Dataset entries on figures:
+ + + +
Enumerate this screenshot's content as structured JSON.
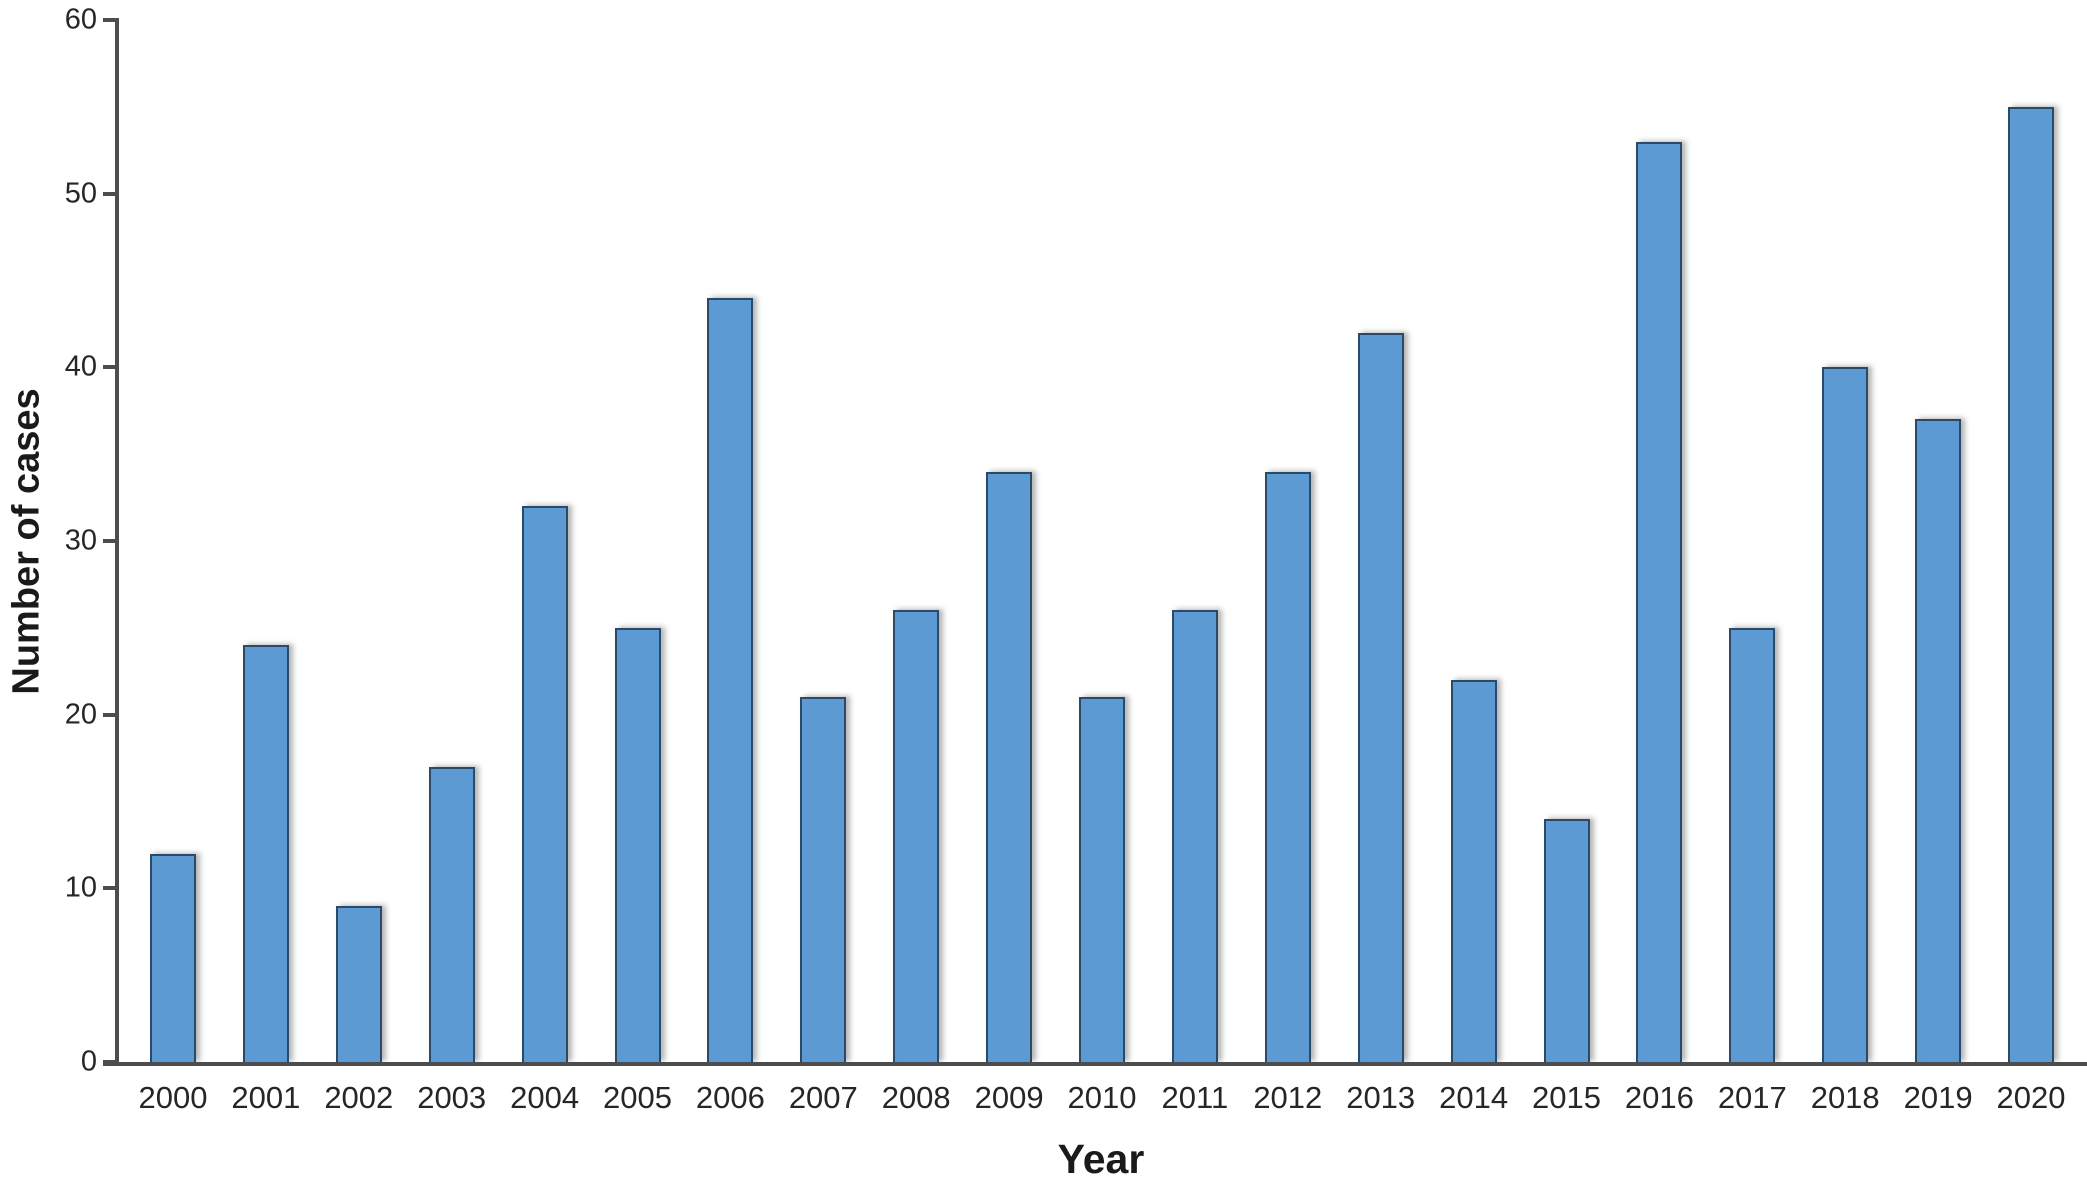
{
  "chart_data": {
    "type": "bar",
    "title": "",
    "categories": [
      "2000",
      "2001",
      "2002",
      "2003",
      "2004",
      "2005",
      "2006",
      "2007",
      "2008",
      "2009",
      "2010",
      "2011",
      "2012",
      "2013",
      "2014",
      "2015",
      "2016",
      "2017",
      "2018",
      "2019",
      "2020"
    ],
    "values": [
      12,
      24,
      9,
      17,
      32,
      25,
      44,
      21,
      26,
      34,
      21,
      26,
      34,
      42,
      22,
      14,
      53,
      25,
      40,
      37,
      55
    ],
    "xlabel": "Year",
    "ylabel": "Number of cases",
    "ylim": [
      0,
      60
    ],
    "yticks": [
      0,
      10,
      20,
      30,
      40,
      50,
      60
    ],
    "grid": false,
    "legend": "none",
    "colors": {
      "bar_fill": "#5b9ad3",
      "bar_border": "#2b4a68",
      "axis_line": "#4d4d4d",
      "tick_text": "#262626",
      "title_text": "#1a1a1a"
    }
  }
}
+ + + +
Please set down each line of the data above exactly as written, without the pictures.

_TASK SOLUTION_:
Enumerate this screenshot's content as structured JSON.
{
  "chart_data": {
    "type": "bar",
    "title": "",
    "categories": [
      "2000",
      "2001",
      "2002",
      "2003",
      "2004",
      "2005",
      "2006",
      "2007",
      "2008",
      "2009",
      "2010",
      "2011",
      "2012",
      "2013",
      "2014",
      "2015",
      "2016",
      "2017",
      "2018",
      "2019",
      "2020"
    ],
    "values": [
      12,
      24,
      9,
      17,
      32,
      25,
      44,
      21,
      26,
      34,
      21,
      26,
      34,
      42,
      22,
      14,
      53,
      25,
      40,
      37,
      55
    ],
    "xlabel": "Year",
    "ylabel": "Number of cases",
    "ylim": [
      0,
      60
    ],
    "yticks": [
      0,
      10,
      20,
      30,
      40,
      50,
      60
    ],
    "grid": false,
    "legend": "none",
    "colors": {
      "bar_fill": "#5b9ad3",
      "bar_border": "#2b4a68",
      "axis_line": "#4d4d4d",
      "tick_text": "#262626",
      "title_text": "#1a1a1a"
    }
  }
}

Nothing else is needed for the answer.